TASK TO COMPLETE: Render the following records as a numbered list, leaving out any blank lines: begin at the line that contains "- q16-stem-line1: [46, 990, 776, 1011]", and stop after the line that contains "- q11-option-a[interactable]: [46, 516, 112, 553]".

*** DATA ROWS ***

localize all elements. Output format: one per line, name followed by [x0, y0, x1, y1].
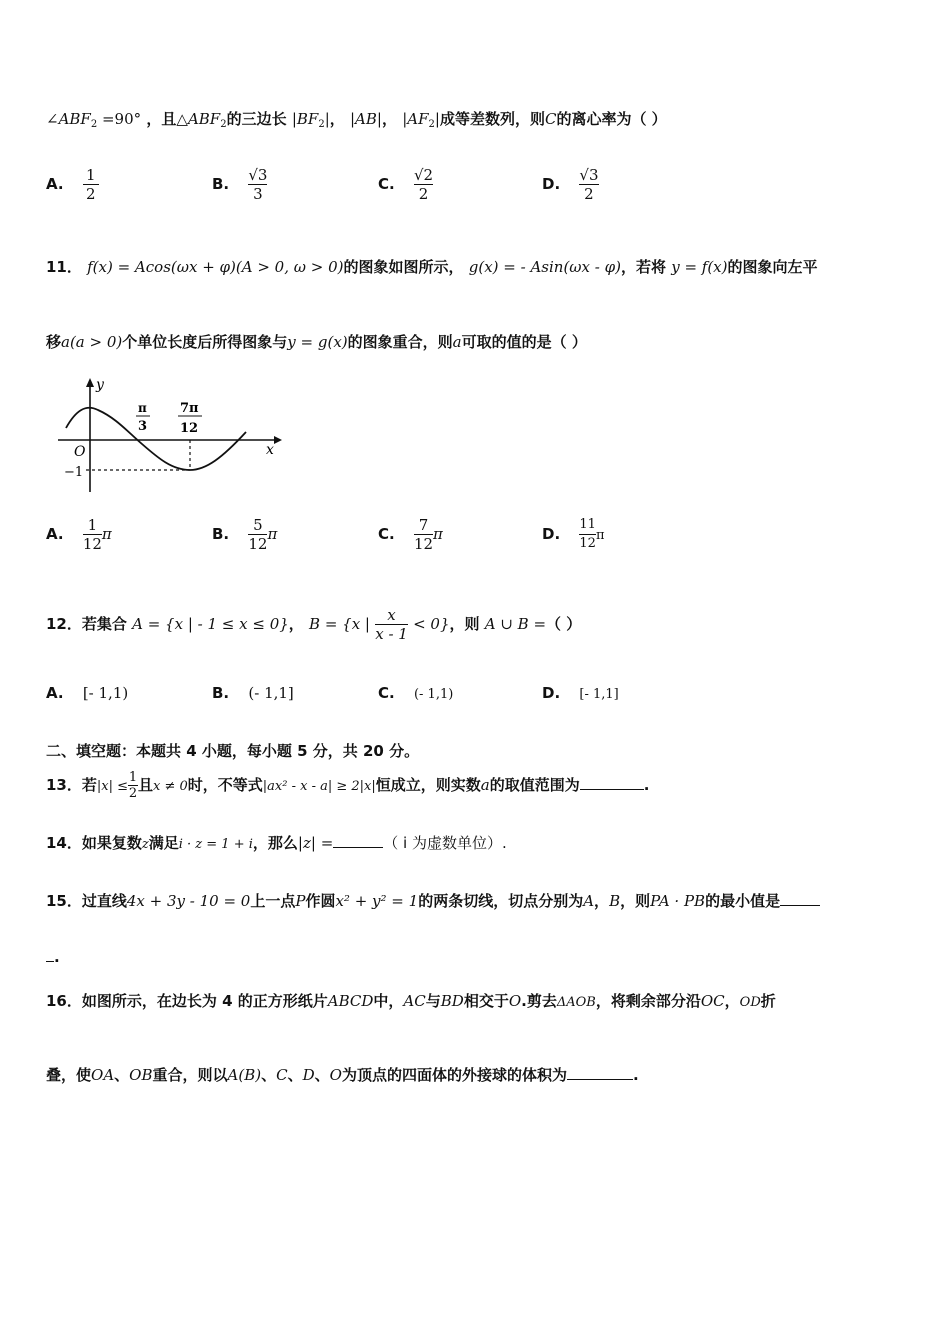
- q16-stem-line1: [46, 990, 776, 1011]
- q13-abs: |x| ≤: [96, 779, 128, 794]
- q12-text: ，: [288, 615, 304, 633]
- q15-text: ，则: [620, 892, 651, 910]
- frac-den: 2: [579, 184, 598, 203]
- q16-text: 、: [314, 1066, 330, 1084]
- q16-text: 叠，使: [46, 1066, 92, 1084]
- frac-num: 11: [579, 517, 596, 532]
- q12-option-d[interactable]: [542, 684, 619, 702]
- answer-blank-cont: [46, 949, 54, 962]
- y-label: y: [96, 377, 104, 393]
- q13-text: 的取值范围为: [489, 776, 580, 794]
- q16-text: 与: [425, 992, 441, 1010]
- q10-option-b[interactable]: [212, 166, 267, 203]
- q12-number: 12．若集合: [46, 615, 127, 633]
- q13-a: a: [480, 776, 490, 794]
- tick-7pi12-num: 7π: [180, 401, 199, 416]
- q16-text: ，: [724, 992, 740, 1010]
- q16-number: 16．如图所示，在边长为 4 的正方形纸片: [46, 992, 328, 1010]
- frac-num: 5: [253, 516, 263, 534]
- q10-c: C: [544, 110, 557, 128]
- frac-den: 12: [579, 536, 596, 551]
- answer-blank[interactable]: [333, 835, 383, 848]
- option-label: C.: [378, 684, 395, 702]
- q12-option-c[interactable]: [378, 684, 453, 702]
- q10-option-c[interactable]: [378, 166, 433, 203]
- option-value: (- 1,1): [413, 687, 454, 702]
- frac-den: 2: [414, 184, 433, 203]
- section-fill-blank-heading: 二、填空题：本题共 4 小题，每小题 5 分，共 20 分。: [46, 742, 420, 760]
- option-label: D.: [542, 175, 561, 193]
- q10-side-af2: |AF: [402, 110, 429, 128]
- q15-stem: [46, 890, 820, 911]
- q16-c: C: [276, 1066, 288, 1084]
- q13-inequality: |ax² - x - a| ≥ 2|x|: [262, 779, 376, 794]
- q10-text: ，且: [146, 110, 177, 128]
- frac-num: x: [387, 606, 396, 624]
- q11-yg: y = g(x): [287, 333, 348, 351]
- q14-text: ，那么: [252, 834, 298, 852]
- q14-abs: |z| =: [297, 834, 334, 852]
- frac-num: 1: [87, 516, 98, 534]
- q16-triangle-aob: ΔAOB: [556, 995, 596, 1010]
- tick-pi3-den: 3: [138, 419, 148, 434]
- q16-text: ，将剩余部分沿: [595, 992, 701, 1010]
- q11-option-a[interactable]: [46, 516, 112, 553]
- q14-number: 14．如果复数: [46, 834, 142, 852]
- q15-text: 作圆: [305, 892, 336, 910]
- q11-text: 移: [46, 333, 62, 351]
- q11-a-var: a: [452, 333, 462, 351]
- q16-d: D: [302, 1066, 315, 1084]
- frac-num: 1: [128, 770, 138, 785]
- q11-option-b[interactable]: [212, 516, 277, 553]
- option-label: B.: [212, 175, 230, 193]
- q16-text: 为顶点的四面体的外接球的体积为: [341, 1066, 567, 1084]
- q15-text: 上一点: [250, 892, 296, 910]
- q11-cosine-graph: [46, 374, 286, 498]
- q10-side-ab: |AB|: [350, 110, 382, 128]
- x-axis-arrow: [274, 436, 282, 444]
- q16-abcd: ABCD: [327, 992, 374, 1010]
- q11-number: 11．: [46, 258, 82, 276]
- option-label: D.: [542, 525, 561, 543]
- pi: π: [595, 528, 605, 543]
- q10-text: 的离心率为（ ）: [556, 110, 667, 128]
- q16-text: 相交于: [463, 992, 509, 1010]
- q11-option-d[interactable]: [542, 516, 604, 553]
- q12-option-b[interactable]: [212, 684, 294, 702]
- q15-text: 的最小值是: [705, 892, 781, 910]
- q14-equation: i · z = 1 + i: [178, 837, 253, 852]
- q13-neq: x ≠ 0: [153, 779, 188, 794]
- answer-blank[interactable]: [580, 777, 644, 790]
- q14-z: z: [141, 837, 149, 852]
- q11-text: ，若将: [620, 258, 666, 276]
- q14-text: （ i 为虚数单位）.: [383, 834, 507, 852]
- frac-den: x - 1: [375, 625, 408, 643]
- option-label: C.: [378, 175, 395, 193]
- q11-text: 的图象如图所示，: [343, 258, 464, 276]
- q10-angle: ∠ABF: [46, 110, 91, 128]
- frac-den: 2: [83, 184, 99, 203]
- q11-text: 的图象向左平: [727, 258, 818, 276]
- option-label: B.: [212, 525, 230, 543]
- q10-angle-value: =90°: [97, 110, 142, 128]
- q15-text: 的两条切线，切点分别为: [418, 892, 584, 910]
- q16-text: 折: [760, 992, 776, 1010]
- frac-den: 12: [248, 535, 268, 553]
- q10-stem: $\angle ABF_2 =90^\circ$ ，且$\triangle ABF_2$的三边长 $|BF_2|$， |AB|， $|AF_2|$成等差数列，则C的离心率为（ ）: [46, 110, 667, 130]
- q12-text: （ ）: [546, 615, 582, 633]
- q15-text: ，: [594, 892, 610, 910]
- tick-pi3-num: π: [138, 401, 147, 415]
- q11-text: 个单位长度后所得图象与: [122, 333, 288, 351]
- q16-text: 、: [261, 1066, 277, 1084]
- q12-set-a: A = {x | - 1 ≤ x ≤ 0}: [132, 615, 289, 633]
- tick-7pi12-den: 12: [180, 421, 199, 436]
- q12-text: ，则: [449, 615, 480, 633]
- frac-num: 1: [86, 166, 96, 184]
- frac-den: 12: [82, 535, 102, 553]
- option-label: C.: [378, 525, 395, 543]
- frac-num: √3: [579, 166, 599, 184]
- q11-stem-line1: [46, 256, 818, 277]
- pi: π: [101, 525, 112, 543]
- q10-side-bf2: |BF: [291, 110, 319, 128]
- option-value: [- 1,1]: [579, 687, 619, 702]
- origin-label: O: [74, 444, 86, 460]
- q13-text: 时，不等式: [187, 776, 263, 794]
- q11-g: g(x) = - Asin(ωx - φ): [468, 258, 621, 276]
- q16-ob: OB: [129, 1066, 153, 1084]
- pi: π: [267, 525, 278, 543]
- q11-text: 可取的值的是（ ）: [461, 333, 587, 351]
- q15-circle-eq: x² + y² = 1: [335, 892, 419, 910]
- q16-oa: OA: [91, 1066, 115, 1084]
- q16-o2: O: [329, 1066, 342, 1084]
- frac-num: √2: [413, 166, 434, 184]
- q12-set-b-pre: B = {x |: [309, 615, 370, 633]
- frac-num: √3: [248, 166, 268, 184]
- q12-option-a[interactable]: [46, 684, 128, 702]
- q16-bd: BD: [440, 992, 464, 1010]
- q16-ab: A(B): [227, 1066, 262, 1084]
- option-label: A.: [46, 684, 64, 702]
- q13-text: 恒成立，则实数: [375, 776, 481, 794]
- q14-text: 满足: [148, 834, 179, 852]
- q12-stem: [46, 606, 581, 643]
- frac-den: 3: [248, 184, 267, 203]
- option-value: [- 1,1): [82, 684, 129, 702]
- q10-triangle: △ABF: [176, 110, 221, 128]
- q10-option-d[interactable]: [542, 166, 599, 203]
- q16-stem-line2: [46, 1064, 639, 1085]
- x-label: x: [266, 442, 274, 458]
- option-label: A.: [46, 525, 64, 543]
- q11-option-c[interactable]: [378, 516, 443, 553]
- option-label: B.: [212, 684, 230, 702]
- frac-den: 2: [128, 786, 138, 801]
- option-value: (- 1,1]: [248, 684, 294, 702]
- q15-stem-line2: [46, 948, 60, 966]
- q10-option-a[interactable]: [46, 166, 99, 203]
- minus-one-label: −1: [64, 465, 84, 480]
- frac-den: 12: [413, 535, 434, 553]
- q10-text: 的三边长: [226, 110, 287, 128]
- option-label: D.: [542, 684, 561, 702]
- q11-text: 的图象重合，则: [347, 333, 453, 351]
- q11-f: f(x) = Acos(ωx + φ)(A > 0, ω > 0): [87, 258, 344, 276]
- q15-b: B: [609, 892, 621, 910]
- q16-text: 、: [287, 1066, 303, 1084]
- q16-ac: AC: [403, 992, 426, 1010]
- cosine-curve: [66, 408, 246, 470]
- q11-y: y = f(x): [671, 258, 728, 276]
- q11-stem-line2: [46, 331, 587, 352]
- q10-text: 成等差数列，则: [439, 110, 545, 128]
- q15-number: 15．过直线: [46, 892, 127, 910]
- q13-text: 且: [138, 776, 154, 794]
- q13-stem: [46, 770, 649, 801]
- q13-end: .: [643, 776, 650, 794]
- y-axis-arrow: [86, 378, 94, 387]
- option-label: A.: [46, 175, 64, 193]
- q16-end: .: [632, 1066, 639, 1084]
- q15-p: P: [295, 892, 306, 910]
- q16-text: 重合，则以: [152, 1066, 228, 1084]
- answer-blank[interactable]: [780, 893, 820, 906]
- q15-dot-product: PA · PB: [650, 892, 706, 910]
- q15-line-eq: 4x + 3y - 10 = 0: [126, 892, 251, 910]
- q12-union: A ∪ B =: [484, 615, 547, 633]
- answer-blank[interactable]: [567, 1067, 633, 1080]
- q15-end: .: [54, 948, 60, 966]
- q16-text: .剪去: [521, 992, 557, 1010]
- frac-num: 7: [418, 516, 429, 534]
- q12-set-b-post: < 0}: [413, 615, 450, 633]
- q14-stem: [46, 832, 507, 853]
- q16-o: O: [508, 992, 522, 1010]
- q13-number: 13．若: [46, 776, 97, 794]
- q16-text: 、: [114, 1066, 130, 1084]
- q16-od: OD: [739, 995, 761, 1010]
- pi: π: [433, 525, 443, 543]
- q15-a: A: [583, 892, 595, 910]
- q16-text: 中，: [373, 992, 404, 1010]
- q16-oc: OC: [700, 992, 725, 1010]
- q11-a: a(a > 0): [61, 333, 123, 351]
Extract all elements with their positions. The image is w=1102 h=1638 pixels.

***

TASK ANSWER:
1. - q16-stem-line1: [46, 990, 776, 1011]
2. - q13-abs: |x| ≤: [96, 779, 128, 794]
3. - q12-text: ，: [288, 615, 304, 633]
4. - q15-text: ，则: [620, 892, 651, 910]
5. - frac-den: 2: [579, 184, 598, 203]
6. - q16-text: 、: [314, 1066, 330, 1084]
7. - q16-text: 叠，使: [46, 1066, 92, 1084]
8. - frac-num: 11: [579, 517, 596, 532]
9. - q12-option-d[interactable]: [542, 684, 619, 702]
10. - answer-blank-cont: [46, 949, 54, 962]
11. - y-label: y: [96, 377, 104, 393]
12. - q13-text: 的取值范围为: [489, 776, 580, 794]
13. - q16-text: 与: [425, 992, 441, 1010]
14. - q10-option-b[interactable]: [212, 166, 267, 203]
15. - q12-number: 12．若集合: [46, 615, 127, 633]
16. - q13-a: a: [480, 776, 490, 794]
17. - tick-7pi12-num: 7π: [180, 401, 199, 416]
18. - q16-text: ，: [724, 992, 740, 1010]
19. - q16-number: 16．如图所示，在边长为 4 的正方形纸片: [46, 992, 328, 1010]
20. - frac-num: 5: [253, 516, 263, 534]
21. - q10-c: C: [544, 110, 557, 128]
22. - frac-den: 12: [579, 536, 596, 551]
23. - answer-blank[interactable]: [333, 835, 383, 848]
24. - option-label: C.: [378, 684, 395, 702]
25. - q12-option-c[interactable]: [378, 684, 453, 702]
26. - q10-option-c[interactable]: [378, 166, 433, 203]
27. - option-value: (- 1,1): [413, 687, 454, 702]
28. - frac-den: 2: [414, 184, 433, 203]
29. - section-fill-blank-heading: 二、填空题：本题共 4 小题，每小题 5 分，共 20 分。: [46, 742, 420, 760]
30. - option-label: D.: [542, 175, 561, 193]
31. - q10-side-af2: |AF: [402, 110, 429, 128]
32. - q15-stem: [46, 890, 820, 911]
33. - q16-c: C: [276, 1066, 288, 1084]
34. - q13-inequality: |ax² - x - a| ≥ 2|x|: [262, 779, 376, 794]
35. - q10-text: ，且: [146, 110, 177, 128]
36. - frac-num: x: [387, 606, 396, 624]
37. - q11-yg: y = g(x): [287, 333, 348, 351]
38. - q14-text: ，那么: [252, 834, 298, 852]
39. - q14-abs: |z| =: [297, 834, 334, 852]
40. - frac-num: 1: [87, 516, 98, 534]
41. - q16-triangle-aob: ΔAOB: [556, 995, 596, 1010]
42. - tick-pi3-den: 3: [138, 419, 148, 434]
43. - q16-text: ，将剩余部分沿: [595, 992, 701, 1010]
44. - q11-option-a[interactable]: [46, 516, 112, 553]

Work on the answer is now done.